Answer these questions from the text on the Nepal house martin:
(a) How long is the adult bird?
(b) How many eggs are in a normal clutch?
(c) Which genus of flea parasitizes this martin?

*EXTRACT TO READ*
=-=-=
The habitat is river valleys and wooded ridges at 1000–4000 m altitude, although mainly below 3000 m. When not breeding, birds typically descend to 300 m, and occasionally to 150 m. The range of this species overlaps with that of the nominate subspecies of Asian house martin, although they breed at different altitudes. The height separation and the small differences in appearance seem sufficient to prevent interbreeding.

==Description==
The adult Nepal house martin is 13 cm long, mainly blue-black above and white below. It has a contrasting pure white rump, the tail and upperwings are brownish-black, and the underwings are grey-brown. The legs and feet are brownish-pink and covered with white feathers, the eyes are brown, and the bill is black. The chin is black but the extent varies clinally. In the northeast of the range, birds of the race D. n. cuttingi have black on the whole of the throat and the uppermost breast, but further west or south the black increasingly becomes restricted to the chin. There are no differences in appearance between the sexes, but the juvenile bird is less glossy and has a duskier throat and buff-washed underparts.

The eastern form D. n. cuttingi has a wing length of 99–106 mm, slightly larger than the nominate subspecies at 90–98 mm. Both subspecies can be distinguished from the similar Asian and common house martins by their black chin, black undertail coverts and much squarer tail.

This is an exceptionally fast-flying martin which gives an occasional short chi-i call in flight. It is otherwise a rather quiet bird, but it has a brief three-note breeding song.

==Behaviour==

===Breeding===
The Nepal house martin breeds between March and July, with some variation in timing depending on locality, and usually raises two broods. It normally builds its nest, a deep mud bowl lined with grasses or feathers, under an overhang on a vertical cliff. Very occasionally, buildings may be used as nest sites, and in Sikkim this bird is recorded as nesting under school roofs near the Fambong Lho Wildlife Sanctuary. This martin is a colonial breeder, with colonies sometimes containing hundreds of nests. Some birds may remain at the colonies throughout the year, using the nests as a winter roost. The normal clutch is three or four plain white eggs averaging 18.6 × 12.8 mm and weighing 1.6 g. The incubation and fledging times are unknown, but are probably similar to those of the common house martin, which has an incubation period of 14–16 days until the eggs hatch, and a further 22–32 days to fledging. Both sexes build the nest, incubate the eggs and feed the chicks.

===Feeding===
The Nepal house martin feeds on insects taken in flight, hunting along ridges or above treetops. The diet is not well known, but includes flies. This bird is gregarious, feeding in flocks often with other aerial predators like the Himalayan swiftlet, or other hirundines such as the barn swallow, striated swallow or common house martin.

===Predators and parasites===
Predators of this martin have been little studied, but it was the only bird recorded in a study of the diet of the mainly insectivorous collared falconet. It is parasitised by a flea of the genus Callopsylla.

==Conservation status==
The Nepal house martin has a large range that does not appear to be contracting, and its numbers appear to be stable, although the population is unknown. Since the range is more than 20,000 km2, and there are more 10,000 mature individuals, in the absence of any large decline in distribution or numbers the species does not appear to meet the criteria to be considered vulnerable, and is currently evaluated as Least Concern by the IUCN. Although often localised due to the requirement for suitable cliff nesting sites, this species is fairly common in Nepal as a whole, and very common in some regions. However, some earlier authors have noted this species as uncommon in Nepal.
=-=-=
*DATA EXTRACT*
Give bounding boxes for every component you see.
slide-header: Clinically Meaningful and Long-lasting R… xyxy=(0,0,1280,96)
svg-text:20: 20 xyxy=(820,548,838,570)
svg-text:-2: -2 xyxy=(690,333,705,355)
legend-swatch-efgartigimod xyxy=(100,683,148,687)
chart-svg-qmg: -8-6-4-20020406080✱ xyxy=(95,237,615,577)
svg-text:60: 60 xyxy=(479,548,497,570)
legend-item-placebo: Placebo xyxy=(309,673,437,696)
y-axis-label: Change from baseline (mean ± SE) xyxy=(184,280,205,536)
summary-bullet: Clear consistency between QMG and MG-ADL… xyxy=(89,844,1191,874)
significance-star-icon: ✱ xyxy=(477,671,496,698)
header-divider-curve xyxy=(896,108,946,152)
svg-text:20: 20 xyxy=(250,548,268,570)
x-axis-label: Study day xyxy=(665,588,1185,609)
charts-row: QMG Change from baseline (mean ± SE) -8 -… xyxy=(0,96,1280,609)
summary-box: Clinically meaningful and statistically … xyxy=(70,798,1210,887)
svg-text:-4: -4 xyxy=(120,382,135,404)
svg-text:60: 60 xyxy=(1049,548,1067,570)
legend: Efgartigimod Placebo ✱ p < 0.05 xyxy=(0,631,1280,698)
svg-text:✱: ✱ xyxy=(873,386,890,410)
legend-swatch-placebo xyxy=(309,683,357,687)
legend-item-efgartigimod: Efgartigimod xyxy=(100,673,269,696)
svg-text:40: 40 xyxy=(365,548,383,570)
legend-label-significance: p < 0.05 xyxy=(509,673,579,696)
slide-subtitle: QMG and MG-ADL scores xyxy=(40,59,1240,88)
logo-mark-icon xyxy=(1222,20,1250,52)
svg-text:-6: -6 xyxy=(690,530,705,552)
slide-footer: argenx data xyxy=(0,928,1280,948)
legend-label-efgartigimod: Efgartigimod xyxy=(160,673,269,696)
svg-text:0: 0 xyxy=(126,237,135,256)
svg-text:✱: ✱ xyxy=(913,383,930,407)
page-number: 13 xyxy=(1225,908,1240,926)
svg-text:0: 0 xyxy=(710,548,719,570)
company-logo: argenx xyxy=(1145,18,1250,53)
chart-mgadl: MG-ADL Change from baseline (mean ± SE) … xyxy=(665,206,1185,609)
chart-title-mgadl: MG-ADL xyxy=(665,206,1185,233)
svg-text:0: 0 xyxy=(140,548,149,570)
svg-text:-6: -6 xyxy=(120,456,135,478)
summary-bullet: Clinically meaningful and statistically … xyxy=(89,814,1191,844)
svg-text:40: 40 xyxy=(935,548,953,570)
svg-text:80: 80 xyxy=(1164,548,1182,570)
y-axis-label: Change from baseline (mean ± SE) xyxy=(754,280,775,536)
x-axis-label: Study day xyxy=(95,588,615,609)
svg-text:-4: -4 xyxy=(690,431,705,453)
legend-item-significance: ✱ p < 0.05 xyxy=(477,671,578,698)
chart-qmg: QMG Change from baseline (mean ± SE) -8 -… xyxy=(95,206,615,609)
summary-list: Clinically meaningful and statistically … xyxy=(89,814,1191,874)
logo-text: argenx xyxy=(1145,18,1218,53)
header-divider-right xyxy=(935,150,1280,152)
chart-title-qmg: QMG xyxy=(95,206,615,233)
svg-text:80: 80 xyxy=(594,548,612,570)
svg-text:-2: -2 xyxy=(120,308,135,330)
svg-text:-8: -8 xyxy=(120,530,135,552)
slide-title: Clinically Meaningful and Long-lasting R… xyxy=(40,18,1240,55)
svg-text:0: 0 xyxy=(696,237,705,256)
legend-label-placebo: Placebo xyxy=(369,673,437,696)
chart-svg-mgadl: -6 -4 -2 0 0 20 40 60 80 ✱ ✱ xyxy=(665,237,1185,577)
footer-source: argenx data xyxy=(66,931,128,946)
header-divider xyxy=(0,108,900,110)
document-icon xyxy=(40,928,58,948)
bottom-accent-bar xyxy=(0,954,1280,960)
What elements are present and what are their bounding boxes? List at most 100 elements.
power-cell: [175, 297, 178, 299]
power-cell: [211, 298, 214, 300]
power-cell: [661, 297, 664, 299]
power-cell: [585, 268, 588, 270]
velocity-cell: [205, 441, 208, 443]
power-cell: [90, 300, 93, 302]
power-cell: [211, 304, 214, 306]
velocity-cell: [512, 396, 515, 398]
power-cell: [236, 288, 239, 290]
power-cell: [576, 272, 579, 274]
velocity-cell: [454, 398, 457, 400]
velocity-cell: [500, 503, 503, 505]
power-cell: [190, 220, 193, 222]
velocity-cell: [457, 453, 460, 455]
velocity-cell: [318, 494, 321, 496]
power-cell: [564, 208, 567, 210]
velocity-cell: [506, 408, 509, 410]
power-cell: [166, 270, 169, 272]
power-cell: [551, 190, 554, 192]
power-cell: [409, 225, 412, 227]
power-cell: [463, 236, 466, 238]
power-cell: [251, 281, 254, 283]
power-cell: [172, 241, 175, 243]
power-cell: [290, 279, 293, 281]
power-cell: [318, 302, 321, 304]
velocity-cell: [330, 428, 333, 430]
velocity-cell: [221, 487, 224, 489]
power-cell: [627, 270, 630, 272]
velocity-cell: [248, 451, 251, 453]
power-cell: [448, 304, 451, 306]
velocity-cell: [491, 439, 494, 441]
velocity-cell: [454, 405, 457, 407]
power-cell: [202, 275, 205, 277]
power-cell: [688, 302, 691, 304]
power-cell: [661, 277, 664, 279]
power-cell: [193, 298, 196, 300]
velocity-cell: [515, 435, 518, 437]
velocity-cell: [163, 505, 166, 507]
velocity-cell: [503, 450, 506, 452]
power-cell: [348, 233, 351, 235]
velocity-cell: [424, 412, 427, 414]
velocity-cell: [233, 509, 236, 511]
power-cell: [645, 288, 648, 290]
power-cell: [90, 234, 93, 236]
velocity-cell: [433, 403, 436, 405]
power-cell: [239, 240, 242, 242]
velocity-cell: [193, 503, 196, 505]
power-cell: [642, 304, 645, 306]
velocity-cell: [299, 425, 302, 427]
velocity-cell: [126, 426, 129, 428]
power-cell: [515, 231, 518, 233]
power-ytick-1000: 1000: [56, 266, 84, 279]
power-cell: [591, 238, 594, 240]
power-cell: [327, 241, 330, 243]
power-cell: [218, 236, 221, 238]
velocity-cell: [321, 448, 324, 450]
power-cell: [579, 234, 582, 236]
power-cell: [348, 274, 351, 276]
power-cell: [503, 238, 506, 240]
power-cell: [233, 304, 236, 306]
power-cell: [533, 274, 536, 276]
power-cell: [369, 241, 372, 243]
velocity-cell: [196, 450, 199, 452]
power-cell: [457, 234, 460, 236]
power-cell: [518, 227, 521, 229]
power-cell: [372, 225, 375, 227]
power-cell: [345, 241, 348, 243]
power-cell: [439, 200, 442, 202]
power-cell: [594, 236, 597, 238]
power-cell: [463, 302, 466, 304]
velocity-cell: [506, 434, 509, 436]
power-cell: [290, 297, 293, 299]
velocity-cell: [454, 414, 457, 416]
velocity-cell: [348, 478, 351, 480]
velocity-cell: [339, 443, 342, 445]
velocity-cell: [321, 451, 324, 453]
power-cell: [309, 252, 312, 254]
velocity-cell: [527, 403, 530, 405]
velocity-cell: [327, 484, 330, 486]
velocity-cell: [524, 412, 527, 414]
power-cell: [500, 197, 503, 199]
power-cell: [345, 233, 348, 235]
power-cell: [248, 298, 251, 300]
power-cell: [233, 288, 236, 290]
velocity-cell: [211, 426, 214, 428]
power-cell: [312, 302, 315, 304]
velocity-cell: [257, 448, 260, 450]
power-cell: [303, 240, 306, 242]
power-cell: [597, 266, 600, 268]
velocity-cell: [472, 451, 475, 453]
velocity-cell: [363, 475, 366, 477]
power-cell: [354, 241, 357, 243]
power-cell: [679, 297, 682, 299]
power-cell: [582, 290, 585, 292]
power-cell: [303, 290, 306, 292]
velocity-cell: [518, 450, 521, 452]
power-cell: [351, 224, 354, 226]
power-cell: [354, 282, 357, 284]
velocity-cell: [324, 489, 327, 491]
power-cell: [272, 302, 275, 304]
=-=-=
*OUTPUT*
(a) 13 cm
(b) Three or four
(c) Callopsylla